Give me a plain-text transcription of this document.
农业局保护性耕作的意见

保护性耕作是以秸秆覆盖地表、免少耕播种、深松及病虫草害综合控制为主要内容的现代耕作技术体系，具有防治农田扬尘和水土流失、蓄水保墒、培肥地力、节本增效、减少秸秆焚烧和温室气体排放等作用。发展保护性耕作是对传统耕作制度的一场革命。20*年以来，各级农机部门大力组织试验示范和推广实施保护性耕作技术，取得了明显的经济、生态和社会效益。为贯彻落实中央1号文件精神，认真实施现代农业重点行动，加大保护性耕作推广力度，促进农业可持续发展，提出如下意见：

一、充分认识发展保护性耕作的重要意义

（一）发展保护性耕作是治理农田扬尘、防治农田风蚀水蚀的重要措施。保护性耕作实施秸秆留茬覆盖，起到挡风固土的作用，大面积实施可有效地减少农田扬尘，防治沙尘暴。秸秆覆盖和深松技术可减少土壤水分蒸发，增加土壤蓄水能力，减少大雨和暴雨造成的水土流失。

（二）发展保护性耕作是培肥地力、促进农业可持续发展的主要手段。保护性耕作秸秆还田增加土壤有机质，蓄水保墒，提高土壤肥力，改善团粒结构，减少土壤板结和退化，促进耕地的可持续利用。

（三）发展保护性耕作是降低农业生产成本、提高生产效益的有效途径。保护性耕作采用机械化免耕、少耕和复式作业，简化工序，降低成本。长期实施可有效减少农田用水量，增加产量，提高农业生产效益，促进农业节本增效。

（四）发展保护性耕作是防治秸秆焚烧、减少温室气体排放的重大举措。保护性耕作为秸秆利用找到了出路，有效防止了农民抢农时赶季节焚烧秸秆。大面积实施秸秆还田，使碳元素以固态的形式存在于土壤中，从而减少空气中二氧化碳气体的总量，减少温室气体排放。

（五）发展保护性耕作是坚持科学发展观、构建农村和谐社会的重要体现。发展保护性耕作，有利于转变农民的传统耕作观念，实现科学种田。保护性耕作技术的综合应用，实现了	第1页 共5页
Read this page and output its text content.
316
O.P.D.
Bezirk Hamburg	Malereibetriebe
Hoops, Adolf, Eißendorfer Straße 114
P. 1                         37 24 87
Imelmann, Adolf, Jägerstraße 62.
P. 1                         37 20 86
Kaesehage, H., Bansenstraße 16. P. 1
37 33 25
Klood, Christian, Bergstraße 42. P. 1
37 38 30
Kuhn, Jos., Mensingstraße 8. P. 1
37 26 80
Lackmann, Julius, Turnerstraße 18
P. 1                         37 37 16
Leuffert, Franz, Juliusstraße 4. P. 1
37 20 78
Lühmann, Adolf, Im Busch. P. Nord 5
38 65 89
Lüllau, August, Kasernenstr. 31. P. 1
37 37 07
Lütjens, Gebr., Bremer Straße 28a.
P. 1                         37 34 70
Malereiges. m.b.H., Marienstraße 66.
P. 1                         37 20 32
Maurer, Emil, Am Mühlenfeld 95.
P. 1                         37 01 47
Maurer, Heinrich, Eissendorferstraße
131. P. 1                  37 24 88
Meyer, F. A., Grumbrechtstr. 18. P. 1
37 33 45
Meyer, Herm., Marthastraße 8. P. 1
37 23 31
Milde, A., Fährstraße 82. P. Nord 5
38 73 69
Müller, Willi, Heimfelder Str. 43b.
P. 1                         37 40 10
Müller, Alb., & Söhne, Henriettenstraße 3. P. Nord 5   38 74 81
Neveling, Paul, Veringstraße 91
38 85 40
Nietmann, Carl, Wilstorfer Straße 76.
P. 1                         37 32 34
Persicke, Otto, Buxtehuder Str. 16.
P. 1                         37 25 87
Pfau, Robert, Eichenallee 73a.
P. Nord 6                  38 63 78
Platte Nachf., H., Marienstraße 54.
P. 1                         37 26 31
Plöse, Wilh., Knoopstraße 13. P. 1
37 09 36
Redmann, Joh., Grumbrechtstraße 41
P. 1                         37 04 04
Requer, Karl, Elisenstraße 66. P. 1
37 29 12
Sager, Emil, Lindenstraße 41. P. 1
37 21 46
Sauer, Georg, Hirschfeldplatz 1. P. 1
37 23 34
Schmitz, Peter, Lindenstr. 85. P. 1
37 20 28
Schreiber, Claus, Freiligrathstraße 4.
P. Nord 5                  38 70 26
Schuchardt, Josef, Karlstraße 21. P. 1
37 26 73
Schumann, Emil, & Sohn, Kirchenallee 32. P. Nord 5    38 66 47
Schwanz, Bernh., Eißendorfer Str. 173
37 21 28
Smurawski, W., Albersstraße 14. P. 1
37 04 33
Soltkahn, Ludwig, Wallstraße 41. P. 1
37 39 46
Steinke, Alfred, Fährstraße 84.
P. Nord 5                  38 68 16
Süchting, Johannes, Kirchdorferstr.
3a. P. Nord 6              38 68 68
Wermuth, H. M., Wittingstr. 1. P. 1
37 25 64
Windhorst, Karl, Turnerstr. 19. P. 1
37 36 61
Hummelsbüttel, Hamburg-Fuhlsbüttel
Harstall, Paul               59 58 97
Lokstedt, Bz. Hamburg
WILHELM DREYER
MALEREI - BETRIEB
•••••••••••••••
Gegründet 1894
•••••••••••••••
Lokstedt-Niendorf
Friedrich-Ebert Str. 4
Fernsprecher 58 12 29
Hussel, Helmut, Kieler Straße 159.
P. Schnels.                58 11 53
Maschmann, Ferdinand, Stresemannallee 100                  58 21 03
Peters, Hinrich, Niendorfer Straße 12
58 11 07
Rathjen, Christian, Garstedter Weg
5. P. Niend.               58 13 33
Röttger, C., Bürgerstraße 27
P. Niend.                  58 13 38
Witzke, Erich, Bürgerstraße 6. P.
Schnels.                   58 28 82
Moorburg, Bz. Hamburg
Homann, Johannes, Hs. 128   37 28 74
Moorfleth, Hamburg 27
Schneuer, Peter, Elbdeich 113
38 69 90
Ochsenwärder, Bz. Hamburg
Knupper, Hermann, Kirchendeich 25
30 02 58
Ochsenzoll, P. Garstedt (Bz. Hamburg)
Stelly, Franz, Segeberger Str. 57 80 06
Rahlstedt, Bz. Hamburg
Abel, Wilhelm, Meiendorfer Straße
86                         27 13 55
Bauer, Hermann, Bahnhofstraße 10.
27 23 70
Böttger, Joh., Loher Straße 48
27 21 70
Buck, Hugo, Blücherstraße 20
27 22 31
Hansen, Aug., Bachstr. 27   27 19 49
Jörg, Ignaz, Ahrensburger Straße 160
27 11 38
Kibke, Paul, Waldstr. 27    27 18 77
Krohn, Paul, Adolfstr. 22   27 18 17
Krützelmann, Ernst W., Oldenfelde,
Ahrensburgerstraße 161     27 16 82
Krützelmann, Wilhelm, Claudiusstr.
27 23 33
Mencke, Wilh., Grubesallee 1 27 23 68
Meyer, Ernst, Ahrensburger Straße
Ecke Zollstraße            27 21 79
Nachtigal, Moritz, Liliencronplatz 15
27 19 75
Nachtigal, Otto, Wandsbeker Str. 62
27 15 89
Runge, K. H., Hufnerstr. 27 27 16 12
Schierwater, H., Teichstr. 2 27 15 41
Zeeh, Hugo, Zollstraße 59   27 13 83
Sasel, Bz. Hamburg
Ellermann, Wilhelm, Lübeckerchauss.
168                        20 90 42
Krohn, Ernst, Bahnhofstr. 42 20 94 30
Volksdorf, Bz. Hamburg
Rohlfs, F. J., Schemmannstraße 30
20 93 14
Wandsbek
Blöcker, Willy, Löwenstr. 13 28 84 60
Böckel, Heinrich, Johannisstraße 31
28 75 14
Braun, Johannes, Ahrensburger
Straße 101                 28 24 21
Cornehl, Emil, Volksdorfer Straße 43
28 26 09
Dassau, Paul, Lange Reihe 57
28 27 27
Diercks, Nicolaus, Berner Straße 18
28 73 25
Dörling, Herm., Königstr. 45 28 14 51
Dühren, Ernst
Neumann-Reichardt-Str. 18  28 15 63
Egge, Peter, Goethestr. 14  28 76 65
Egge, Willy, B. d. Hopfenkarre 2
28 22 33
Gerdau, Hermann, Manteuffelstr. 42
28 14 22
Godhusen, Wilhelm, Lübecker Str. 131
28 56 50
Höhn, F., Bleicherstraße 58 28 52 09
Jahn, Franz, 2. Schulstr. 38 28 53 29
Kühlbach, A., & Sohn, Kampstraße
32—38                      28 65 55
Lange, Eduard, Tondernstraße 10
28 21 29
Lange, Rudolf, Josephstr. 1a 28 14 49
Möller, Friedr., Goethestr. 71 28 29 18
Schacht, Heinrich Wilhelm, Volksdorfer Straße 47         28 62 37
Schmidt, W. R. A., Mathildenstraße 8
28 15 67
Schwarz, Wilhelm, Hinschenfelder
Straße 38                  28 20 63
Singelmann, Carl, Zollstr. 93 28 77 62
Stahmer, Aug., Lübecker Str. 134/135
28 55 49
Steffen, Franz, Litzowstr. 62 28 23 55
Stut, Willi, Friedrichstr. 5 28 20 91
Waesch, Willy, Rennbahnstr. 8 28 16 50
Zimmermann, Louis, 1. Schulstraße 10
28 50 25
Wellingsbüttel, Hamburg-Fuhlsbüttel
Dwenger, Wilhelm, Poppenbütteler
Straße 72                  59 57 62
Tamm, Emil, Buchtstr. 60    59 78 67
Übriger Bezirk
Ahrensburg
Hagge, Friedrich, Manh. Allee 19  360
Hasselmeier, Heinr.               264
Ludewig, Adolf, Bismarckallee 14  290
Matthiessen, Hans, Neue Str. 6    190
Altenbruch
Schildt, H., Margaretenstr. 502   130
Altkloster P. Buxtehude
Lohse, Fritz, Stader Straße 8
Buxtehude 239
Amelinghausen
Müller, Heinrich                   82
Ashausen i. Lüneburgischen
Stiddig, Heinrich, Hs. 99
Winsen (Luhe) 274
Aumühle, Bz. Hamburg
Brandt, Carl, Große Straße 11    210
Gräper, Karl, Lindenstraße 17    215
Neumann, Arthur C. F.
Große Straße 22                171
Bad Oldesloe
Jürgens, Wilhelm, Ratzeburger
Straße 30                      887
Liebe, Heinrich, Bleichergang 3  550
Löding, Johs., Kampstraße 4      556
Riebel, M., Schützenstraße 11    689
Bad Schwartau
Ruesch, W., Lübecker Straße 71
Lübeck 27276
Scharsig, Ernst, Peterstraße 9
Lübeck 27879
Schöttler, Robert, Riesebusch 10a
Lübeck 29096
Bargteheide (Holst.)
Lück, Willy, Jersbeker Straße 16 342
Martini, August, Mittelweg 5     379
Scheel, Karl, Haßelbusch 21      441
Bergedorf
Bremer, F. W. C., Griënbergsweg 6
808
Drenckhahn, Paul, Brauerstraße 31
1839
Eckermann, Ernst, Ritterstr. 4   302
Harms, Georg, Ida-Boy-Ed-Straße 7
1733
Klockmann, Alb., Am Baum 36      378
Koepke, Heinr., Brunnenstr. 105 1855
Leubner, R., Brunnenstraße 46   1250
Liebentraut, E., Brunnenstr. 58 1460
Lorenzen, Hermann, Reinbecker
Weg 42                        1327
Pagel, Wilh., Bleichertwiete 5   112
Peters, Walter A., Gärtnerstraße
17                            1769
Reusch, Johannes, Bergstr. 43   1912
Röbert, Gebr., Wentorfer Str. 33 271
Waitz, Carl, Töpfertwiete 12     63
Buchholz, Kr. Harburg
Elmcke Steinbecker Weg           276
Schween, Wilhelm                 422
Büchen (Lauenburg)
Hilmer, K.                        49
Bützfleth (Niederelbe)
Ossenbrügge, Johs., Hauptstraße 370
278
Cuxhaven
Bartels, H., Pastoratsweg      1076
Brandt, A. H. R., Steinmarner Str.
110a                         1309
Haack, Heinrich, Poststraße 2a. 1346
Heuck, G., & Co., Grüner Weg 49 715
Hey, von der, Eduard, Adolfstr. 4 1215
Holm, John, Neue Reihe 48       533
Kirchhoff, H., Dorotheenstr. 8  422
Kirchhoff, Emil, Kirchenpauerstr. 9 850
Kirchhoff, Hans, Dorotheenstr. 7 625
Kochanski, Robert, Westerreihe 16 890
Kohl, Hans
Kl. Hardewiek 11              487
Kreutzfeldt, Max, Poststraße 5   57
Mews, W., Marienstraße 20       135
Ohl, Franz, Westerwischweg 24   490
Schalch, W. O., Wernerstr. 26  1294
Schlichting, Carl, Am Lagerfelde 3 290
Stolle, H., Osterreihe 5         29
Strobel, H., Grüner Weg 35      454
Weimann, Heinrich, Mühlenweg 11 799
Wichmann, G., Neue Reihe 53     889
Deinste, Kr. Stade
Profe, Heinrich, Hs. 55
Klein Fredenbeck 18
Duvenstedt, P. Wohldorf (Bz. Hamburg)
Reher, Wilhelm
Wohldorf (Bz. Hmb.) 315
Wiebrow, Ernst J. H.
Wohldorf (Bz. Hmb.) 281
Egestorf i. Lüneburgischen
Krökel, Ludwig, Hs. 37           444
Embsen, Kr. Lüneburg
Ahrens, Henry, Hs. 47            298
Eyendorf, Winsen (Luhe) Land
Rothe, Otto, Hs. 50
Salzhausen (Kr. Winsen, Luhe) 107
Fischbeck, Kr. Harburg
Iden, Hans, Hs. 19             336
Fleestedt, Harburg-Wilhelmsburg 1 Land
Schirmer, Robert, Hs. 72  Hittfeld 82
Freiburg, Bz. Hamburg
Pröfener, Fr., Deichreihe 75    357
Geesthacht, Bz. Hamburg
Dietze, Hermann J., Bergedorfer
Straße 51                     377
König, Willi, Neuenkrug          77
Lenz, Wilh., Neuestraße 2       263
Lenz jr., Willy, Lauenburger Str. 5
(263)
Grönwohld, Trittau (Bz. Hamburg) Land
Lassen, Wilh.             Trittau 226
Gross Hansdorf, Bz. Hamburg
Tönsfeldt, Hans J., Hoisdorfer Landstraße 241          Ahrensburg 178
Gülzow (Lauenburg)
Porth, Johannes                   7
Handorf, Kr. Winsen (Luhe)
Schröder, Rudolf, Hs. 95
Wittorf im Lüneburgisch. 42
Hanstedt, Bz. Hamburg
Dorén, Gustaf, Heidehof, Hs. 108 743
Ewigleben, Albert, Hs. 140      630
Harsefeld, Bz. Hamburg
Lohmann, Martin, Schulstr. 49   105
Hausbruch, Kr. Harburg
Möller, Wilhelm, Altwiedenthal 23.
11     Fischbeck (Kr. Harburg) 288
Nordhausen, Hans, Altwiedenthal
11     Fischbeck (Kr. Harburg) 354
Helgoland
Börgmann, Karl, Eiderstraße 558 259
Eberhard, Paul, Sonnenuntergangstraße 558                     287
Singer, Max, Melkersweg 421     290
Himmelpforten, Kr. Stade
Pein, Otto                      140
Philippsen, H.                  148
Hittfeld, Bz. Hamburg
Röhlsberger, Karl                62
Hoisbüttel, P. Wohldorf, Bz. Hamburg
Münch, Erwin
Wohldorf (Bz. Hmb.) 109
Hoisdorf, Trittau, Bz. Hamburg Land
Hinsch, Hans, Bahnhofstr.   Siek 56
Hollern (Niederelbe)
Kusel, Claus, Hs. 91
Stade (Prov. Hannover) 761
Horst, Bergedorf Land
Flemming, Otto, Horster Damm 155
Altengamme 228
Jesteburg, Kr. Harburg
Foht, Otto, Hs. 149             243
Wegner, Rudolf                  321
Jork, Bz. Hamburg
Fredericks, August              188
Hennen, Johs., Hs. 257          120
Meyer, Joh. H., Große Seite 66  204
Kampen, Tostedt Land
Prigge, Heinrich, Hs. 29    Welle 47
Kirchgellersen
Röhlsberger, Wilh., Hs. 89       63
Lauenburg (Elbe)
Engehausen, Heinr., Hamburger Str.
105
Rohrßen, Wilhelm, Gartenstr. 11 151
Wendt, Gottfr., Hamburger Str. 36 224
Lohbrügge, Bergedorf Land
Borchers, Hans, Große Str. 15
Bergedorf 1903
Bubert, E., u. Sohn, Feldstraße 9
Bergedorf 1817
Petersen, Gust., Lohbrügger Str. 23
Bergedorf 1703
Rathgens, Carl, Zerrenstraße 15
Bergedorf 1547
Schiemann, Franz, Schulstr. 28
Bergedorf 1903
#####
■ WHAT TO WORK ON
Return, from the data, each line that has the word "Otto" in it.

■ FINISHED TASK
Persicke, Otto, Buxtehuder Str. 16.
Nachtigal, Otto, Wandsbeker Str. 62
Rothe, Otto, Hs. 50
Pein, Otto                      140
Flemming, Otto, Horster Damm 155
Foht, Otto, Hs. 149             243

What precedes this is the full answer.